— Start Supplied information —
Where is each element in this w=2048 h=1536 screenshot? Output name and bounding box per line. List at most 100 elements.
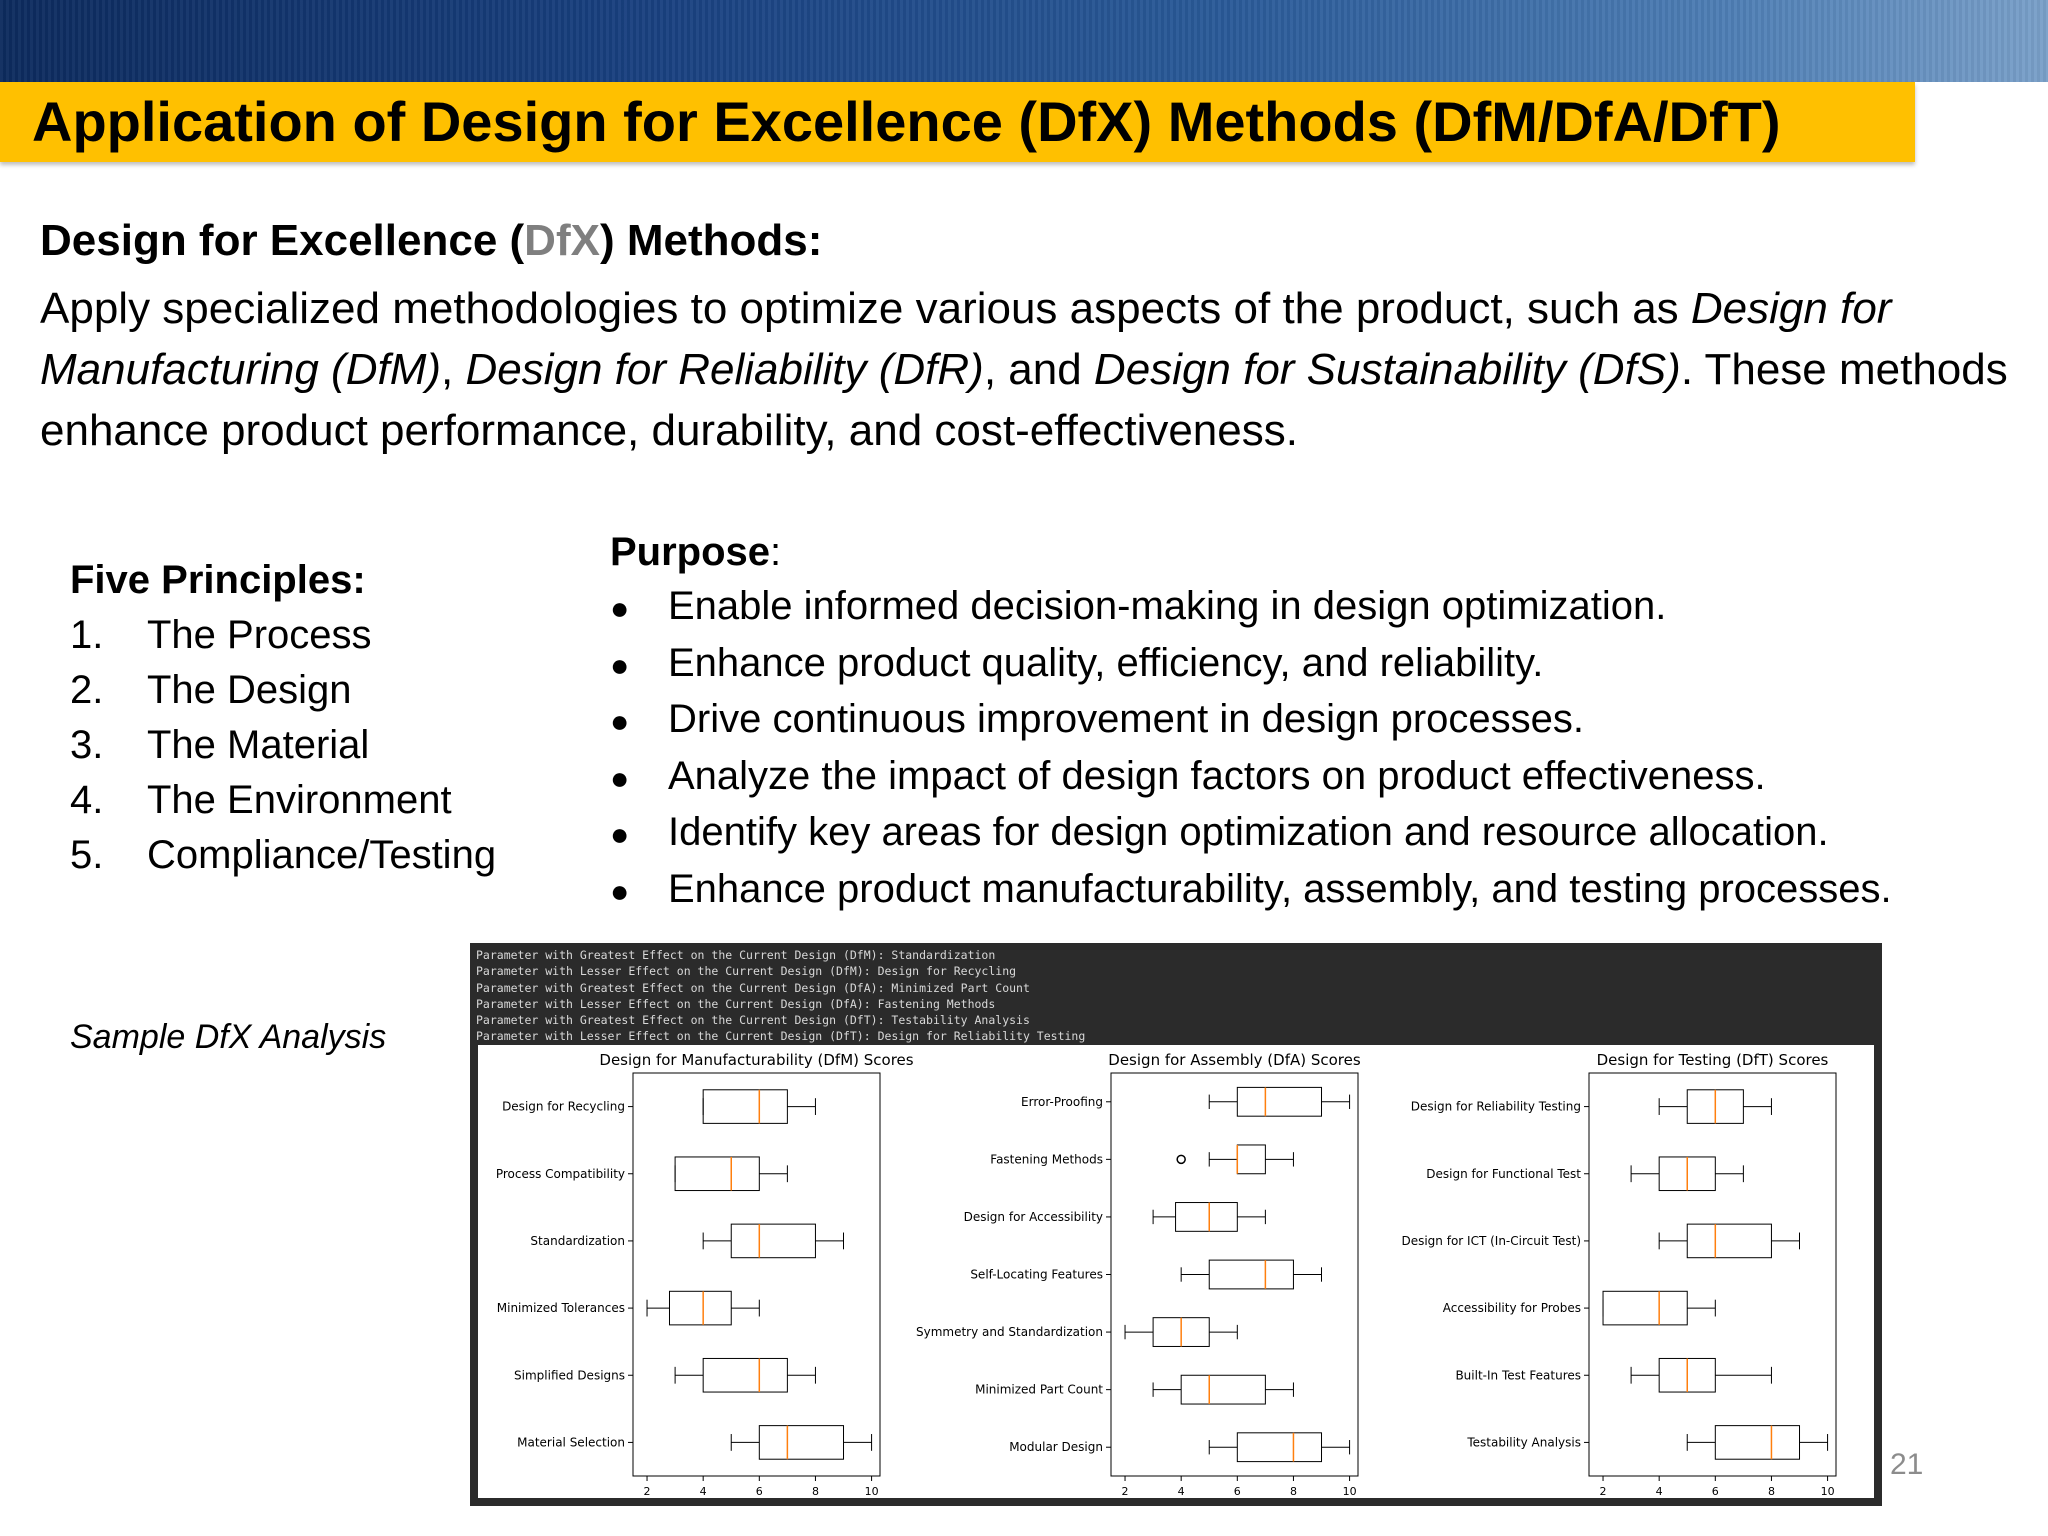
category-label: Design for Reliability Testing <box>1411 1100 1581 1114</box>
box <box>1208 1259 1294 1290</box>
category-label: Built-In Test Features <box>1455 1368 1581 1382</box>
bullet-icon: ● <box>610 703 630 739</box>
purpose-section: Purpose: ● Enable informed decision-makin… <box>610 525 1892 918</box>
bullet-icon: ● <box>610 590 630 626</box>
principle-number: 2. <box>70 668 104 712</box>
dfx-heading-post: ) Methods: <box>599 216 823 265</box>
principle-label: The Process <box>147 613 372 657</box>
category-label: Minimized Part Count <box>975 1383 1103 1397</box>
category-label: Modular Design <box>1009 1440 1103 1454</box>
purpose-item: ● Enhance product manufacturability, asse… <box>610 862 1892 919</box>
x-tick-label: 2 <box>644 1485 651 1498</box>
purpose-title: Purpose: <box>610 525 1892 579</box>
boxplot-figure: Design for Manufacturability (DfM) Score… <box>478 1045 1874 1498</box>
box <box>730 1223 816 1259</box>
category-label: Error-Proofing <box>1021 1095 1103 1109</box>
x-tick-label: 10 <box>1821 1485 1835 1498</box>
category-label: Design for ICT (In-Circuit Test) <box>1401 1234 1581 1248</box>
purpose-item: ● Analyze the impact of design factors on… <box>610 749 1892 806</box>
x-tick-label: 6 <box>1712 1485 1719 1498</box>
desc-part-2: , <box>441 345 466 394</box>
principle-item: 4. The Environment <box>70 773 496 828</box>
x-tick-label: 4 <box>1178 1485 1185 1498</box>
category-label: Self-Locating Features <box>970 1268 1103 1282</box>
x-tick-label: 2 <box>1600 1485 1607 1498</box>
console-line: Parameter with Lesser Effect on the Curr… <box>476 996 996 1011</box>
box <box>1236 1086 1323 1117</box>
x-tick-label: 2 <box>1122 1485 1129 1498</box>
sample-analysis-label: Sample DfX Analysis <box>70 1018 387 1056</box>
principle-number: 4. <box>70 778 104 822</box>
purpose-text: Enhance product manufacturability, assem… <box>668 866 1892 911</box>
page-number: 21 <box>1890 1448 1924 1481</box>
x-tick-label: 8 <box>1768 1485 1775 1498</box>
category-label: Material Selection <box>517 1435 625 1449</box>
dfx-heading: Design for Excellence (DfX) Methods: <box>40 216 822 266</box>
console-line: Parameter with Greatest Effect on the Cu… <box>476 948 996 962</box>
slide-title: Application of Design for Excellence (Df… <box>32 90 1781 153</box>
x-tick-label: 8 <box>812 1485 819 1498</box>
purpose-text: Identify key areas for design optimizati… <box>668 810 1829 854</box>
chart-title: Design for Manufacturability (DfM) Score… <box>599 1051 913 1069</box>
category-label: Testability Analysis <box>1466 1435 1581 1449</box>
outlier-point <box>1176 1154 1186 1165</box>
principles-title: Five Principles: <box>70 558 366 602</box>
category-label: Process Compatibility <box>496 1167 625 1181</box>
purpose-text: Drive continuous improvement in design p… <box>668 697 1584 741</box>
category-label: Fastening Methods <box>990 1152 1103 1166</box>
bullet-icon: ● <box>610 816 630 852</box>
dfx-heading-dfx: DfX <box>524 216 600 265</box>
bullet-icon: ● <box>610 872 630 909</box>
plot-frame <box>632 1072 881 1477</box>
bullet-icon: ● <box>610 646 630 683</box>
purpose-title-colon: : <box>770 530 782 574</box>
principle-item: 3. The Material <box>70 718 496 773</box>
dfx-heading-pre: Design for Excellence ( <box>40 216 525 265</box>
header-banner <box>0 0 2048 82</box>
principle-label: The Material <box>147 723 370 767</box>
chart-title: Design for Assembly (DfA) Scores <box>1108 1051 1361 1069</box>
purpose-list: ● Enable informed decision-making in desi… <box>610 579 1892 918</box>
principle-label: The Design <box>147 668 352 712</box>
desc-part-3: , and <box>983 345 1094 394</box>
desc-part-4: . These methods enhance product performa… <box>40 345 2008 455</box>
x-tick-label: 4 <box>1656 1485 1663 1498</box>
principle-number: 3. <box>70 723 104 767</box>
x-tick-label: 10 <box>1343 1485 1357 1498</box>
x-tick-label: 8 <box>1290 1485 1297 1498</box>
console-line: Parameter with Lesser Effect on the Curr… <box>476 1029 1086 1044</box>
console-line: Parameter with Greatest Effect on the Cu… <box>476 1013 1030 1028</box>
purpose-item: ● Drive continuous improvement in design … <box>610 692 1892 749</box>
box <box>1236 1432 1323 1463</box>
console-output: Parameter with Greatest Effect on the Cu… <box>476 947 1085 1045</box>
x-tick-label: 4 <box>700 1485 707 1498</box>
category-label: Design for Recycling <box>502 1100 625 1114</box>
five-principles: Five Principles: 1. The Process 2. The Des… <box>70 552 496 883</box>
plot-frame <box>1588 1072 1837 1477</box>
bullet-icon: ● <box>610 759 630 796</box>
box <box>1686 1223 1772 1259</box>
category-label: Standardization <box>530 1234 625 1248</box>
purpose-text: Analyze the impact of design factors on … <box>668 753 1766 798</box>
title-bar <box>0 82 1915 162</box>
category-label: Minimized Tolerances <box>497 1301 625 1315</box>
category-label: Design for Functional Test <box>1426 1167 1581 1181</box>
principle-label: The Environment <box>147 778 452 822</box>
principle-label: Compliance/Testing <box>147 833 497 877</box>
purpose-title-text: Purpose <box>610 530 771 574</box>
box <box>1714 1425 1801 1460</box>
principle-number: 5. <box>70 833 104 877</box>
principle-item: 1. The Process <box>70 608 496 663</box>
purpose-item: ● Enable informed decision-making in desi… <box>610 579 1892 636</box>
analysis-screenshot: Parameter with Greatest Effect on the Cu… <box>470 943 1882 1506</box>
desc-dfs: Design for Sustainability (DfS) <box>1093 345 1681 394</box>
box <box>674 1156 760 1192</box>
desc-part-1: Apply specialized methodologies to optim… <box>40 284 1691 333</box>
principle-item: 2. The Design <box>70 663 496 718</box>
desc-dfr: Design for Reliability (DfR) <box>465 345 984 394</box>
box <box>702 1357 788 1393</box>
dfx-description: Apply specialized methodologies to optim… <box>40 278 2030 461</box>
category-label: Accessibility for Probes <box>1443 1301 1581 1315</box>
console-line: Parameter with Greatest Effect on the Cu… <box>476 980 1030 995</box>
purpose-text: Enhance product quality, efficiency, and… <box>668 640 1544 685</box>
— End Supplied information —
Count the lines above that contain the string "console", with case counting, and reply with the number alone.

| Correct output |
6